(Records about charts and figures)
——

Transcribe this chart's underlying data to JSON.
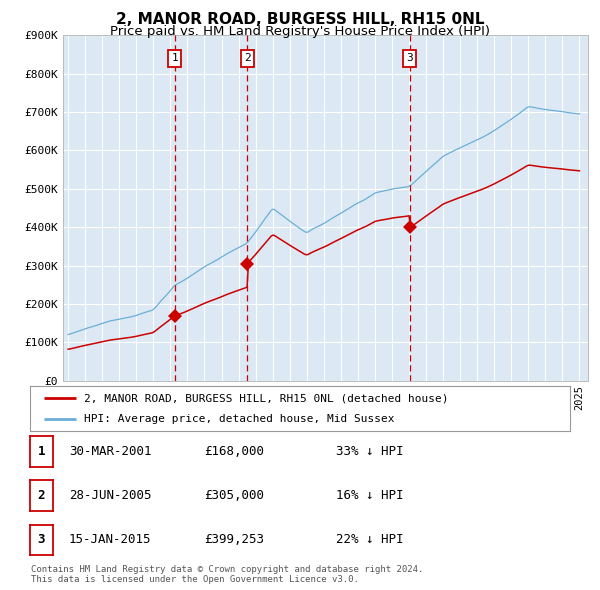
{
  "title": "2, MANOR ROAD, BURGESS HILL, RH15 0NL",
  "subtitle": "Price paid vs. HM Land Registry's House Price Index (HPI)",
  "ylim": [
    0,
    900000
  ],
  "yticks": [
    0,
    100000,
    200000,
    300000,
    400000,
    500000,
    600000,
    700000,
    800000,
    900000
  ],
  "ytick_labels": [
    "£0",
    "£100K",
    "£200K",
    "£300K",
    "£400K",
    "£500K",
    "£600K",
    "£700K",
    "£800K",
    "£900K"
  ],
  "plot_bg_color": "#dce9f5",
  "grid_color": "#ffffff",
  "hpi_color": "#6baed6",
  "price_color": "#cc0000",
  "sale_year_offsets": [
    6.25,
    10.5,
    20.04
  ],
  "sale_prices": [
    168000,
    305000,
    399253
  ],
  "legend_line1": "2, MANOR ROAD, BURGESS HILL, RH15 0NL (detached house)",
  "legend_line2": "HPI: Average price, detached house, Mid Sussex",
  "table_data": [
    [
      "1",
      "30-MAR-2001",
      "£168,000",
      "33% ↓ HPI"
    ],
    [
      "2",
      "28-JUN-2005",
      "£305,000",
      "16% ↓ HPI"
    ],
    [
      "3",
      "15-JAN-2015",
      "£399,253",
      "22% ↓ HPI"
    ]
  ],
  "footer": "Contains HM Land Registry data © Crown copyright and database right 2024.\nThis data is licensed under the Open Government Licence v3.0."
}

——

WHAT YOU ARE ASKED TO DO: Find the word "BURGESS" in the records and pull out each line that has it.

EXERCISE RESULT:
  "title": "2, MANOR ROAD, BURGESS HILL, RH15 0NL",
  "legend_line1": "2, MANOR ROAD, BURGESS HILL, RH15 0NL (detached house)",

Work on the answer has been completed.